╔══

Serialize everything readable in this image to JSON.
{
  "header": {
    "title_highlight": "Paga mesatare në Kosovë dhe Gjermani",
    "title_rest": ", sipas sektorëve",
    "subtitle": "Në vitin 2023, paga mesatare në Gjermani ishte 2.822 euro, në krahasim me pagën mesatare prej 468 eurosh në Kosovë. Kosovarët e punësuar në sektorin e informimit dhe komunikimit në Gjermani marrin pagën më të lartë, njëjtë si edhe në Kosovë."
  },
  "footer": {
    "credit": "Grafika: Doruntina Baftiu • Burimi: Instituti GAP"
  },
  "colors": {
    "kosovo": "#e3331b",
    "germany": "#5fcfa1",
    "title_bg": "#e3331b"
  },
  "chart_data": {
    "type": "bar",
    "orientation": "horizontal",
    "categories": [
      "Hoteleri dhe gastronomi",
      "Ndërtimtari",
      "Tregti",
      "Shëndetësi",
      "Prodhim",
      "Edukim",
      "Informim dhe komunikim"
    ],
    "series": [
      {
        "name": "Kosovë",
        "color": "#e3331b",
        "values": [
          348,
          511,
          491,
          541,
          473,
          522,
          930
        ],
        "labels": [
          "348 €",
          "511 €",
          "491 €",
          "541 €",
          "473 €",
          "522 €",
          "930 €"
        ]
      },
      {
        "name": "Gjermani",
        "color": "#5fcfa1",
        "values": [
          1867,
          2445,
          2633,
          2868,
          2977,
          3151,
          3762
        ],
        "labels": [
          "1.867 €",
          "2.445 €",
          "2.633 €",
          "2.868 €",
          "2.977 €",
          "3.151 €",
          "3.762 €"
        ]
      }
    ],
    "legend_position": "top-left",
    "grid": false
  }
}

╚══

- **TO BE DONE**
Output all preceding records character for character.

- **EXERCISE RESPONSE**
Serialize everything readable in this image to JSON.
{
  "header": {
    "title_highlight": "Paga mesatare në Kosovë dhe Gjermani",
    "title_rest": ", sipas sektorëve",
    "subtitle": "Në vitin 2023, paga mesatare në Gjermani ishte 2.822 euro, në krahasim me pagën mesatare prej 468 eurosh në Kosovë. Kosovarët e punësuar në sektorin e informimit dhe komunikimit në Gjermani marrin pagën më të lartë, njëjtë si edhe në Kosovë."
  },
  "footer": {
    "credit": "Grafika: Doruntina Baftiu • Burimi: Instituti GAP"
  },
  "colors": {
    "kosovo": "#e3331b",
    "germany": "#5fcfa1",
    "title_bg": "#e3331b"
  },
  "chart_data": {
    "type": "bar",
    "orientation": "horizontal",
    "categories": [
      "Hoteleri dhe gastronomi",
      "Ndërtimtari",
      "Tregti",
      "Shëndetësi",
      "Prodhim",
      "Edukim",
      "Informim dhe komunikim"
    ],
    "series": [
      {
        "name": "Kosovë",
        "color": "#e3331b",
        "values": [
          348,
          511,
          491,
          541,
          473,
          522,
          930
        ],
        "labels": [
          "348 €",
          "511 €",
          "491 €",
          "541 €",
          "473 €",
          "522 €",
          "930 €"
        ]
      },
      {
        "name": "Gjermani",
        "color": "#5fcfa1",
        "values": [
          1867,
          2445,
          2633,
          2868,
          2977,
          3151,
          3762
        ],
        "labels": [
          "1.867 €",
          "2.445 €",
          "2.633 €",
          "2.868 €",
          "2.977 €",
          "3.151 €",
          "3.762 €"
        ]
      }
    ],
    "legend_position": "top-left",
    "grid": false
  }
}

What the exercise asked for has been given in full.